= BRIEF =
Return the listing below word for word.

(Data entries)
Start
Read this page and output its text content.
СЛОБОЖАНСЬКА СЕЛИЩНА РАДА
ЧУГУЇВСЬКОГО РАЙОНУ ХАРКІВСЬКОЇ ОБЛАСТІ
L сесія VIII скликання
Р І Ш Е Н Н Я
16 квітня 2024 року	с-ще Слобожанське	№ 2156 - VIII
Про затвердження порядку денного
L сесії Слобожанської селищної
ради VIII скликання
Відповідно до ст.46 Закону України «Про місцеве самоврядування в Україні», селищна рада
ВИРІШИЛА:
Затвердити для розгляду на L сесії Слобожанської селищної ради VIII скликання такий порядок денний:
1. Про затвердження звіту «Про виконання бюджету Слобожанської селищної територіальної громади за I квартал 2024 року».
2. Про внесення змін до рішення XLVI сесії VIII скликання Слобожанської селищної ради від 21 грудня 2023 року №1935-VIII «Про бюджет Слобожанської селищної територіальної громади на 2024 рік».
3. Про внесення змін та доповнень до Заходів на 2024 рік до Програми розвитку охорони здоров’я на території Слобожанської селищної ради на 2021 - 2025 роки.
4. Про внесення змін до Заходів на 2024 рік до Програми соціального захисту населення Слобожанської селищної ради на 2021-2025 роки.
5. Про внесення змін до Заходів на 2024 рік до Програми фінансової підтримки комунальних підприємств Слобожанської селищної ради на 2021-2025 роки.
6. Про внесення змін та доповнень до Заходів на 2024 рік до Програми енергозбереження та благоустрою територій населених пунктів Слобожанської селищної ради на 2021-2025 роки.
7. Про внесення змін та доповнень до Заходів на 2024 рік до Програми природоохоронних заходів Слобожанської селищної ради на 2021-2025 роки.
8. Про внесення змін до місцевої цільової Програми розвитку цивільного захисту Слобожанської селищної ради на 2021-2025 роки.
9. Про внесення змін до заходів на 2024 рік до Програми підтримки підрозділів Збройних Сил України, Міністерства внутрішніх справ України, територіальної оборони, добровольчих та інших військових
End
= EXERCISE OUTPUT =
Read this page and output its text content.
СЛОБОЖАНСЬКА СЕЛИЩНА РАДА
ЧУГУЇВСЬКОГО РАЙОНУ ХАРКІВСЬКОЇ ОБЛАСТІ
L сесія VIII скликання
Р І Ш Е Н Н Я
16 квітня 2024 року	с-ще Слобожанське	№ 2156 - VIII
Про затвердження порядку денного
L сесії Слобожанської селищної
ради VIII скликання
Відповідно до ст.46 Закону України «Про місцеве самоврядування в Україні», селищна рада
ВИРІШИЛА:
Затвердити для розгляду на L сесії Слобожанської селищної ради VIII скликання такий порядок денний:
1. Про затвердження звіту «Про виконання бюджету Слобожанської селищної територіальної громади за I квартал 2024 року».
2. Про внесення змін до рішення XLVI сесії VIII скликання Слобожанської селищної ради від 21 грудня 2023 року №1935-VIII «Про бюджет Слобожанської селищної територіальної громади на 2024 рік».
3. Про внесення змін та доповнень до Заходів на 2024 рік до Програми розвитку охорони здоров’я на території Слобожанської селищної ради на 2021 - 2025 роки.
4. Про внесення змін до Заходів на 2024 рік до Програми соціального захисту населення Слобожанської селищної ради на 2021-2025 роки.
5. Про внесення змін до Заходів на 2024 рік до Програми фінансової підтримки комунальних підприємств Слобожанської селищної ради на 2021-2025 роки.
6. Про внесення змін та доповнень до Заходів на 2024 рік до Програми енергозбереження та благоустрою територій населених пунктів Слобожанської селищної ради на 2021-2025 роки.
7. Про внесення змін та доповнень до Заходів на 2024 рік до Програми природоохоронних заходів Слобожанської селищної ради на 2021-2025 роки.
8. Про внесення змін до місцевої цільової Програми розвитку цивільного захисту Слобожанської селищної ради на 2021-2025 роки.
9. Про внесення змін до заходів на 2024 рік до Програми підтримки підрозділів Збройних Сил України, Міністерства внутрішніх справ України, територіальної оборони, добровольчих та інших військових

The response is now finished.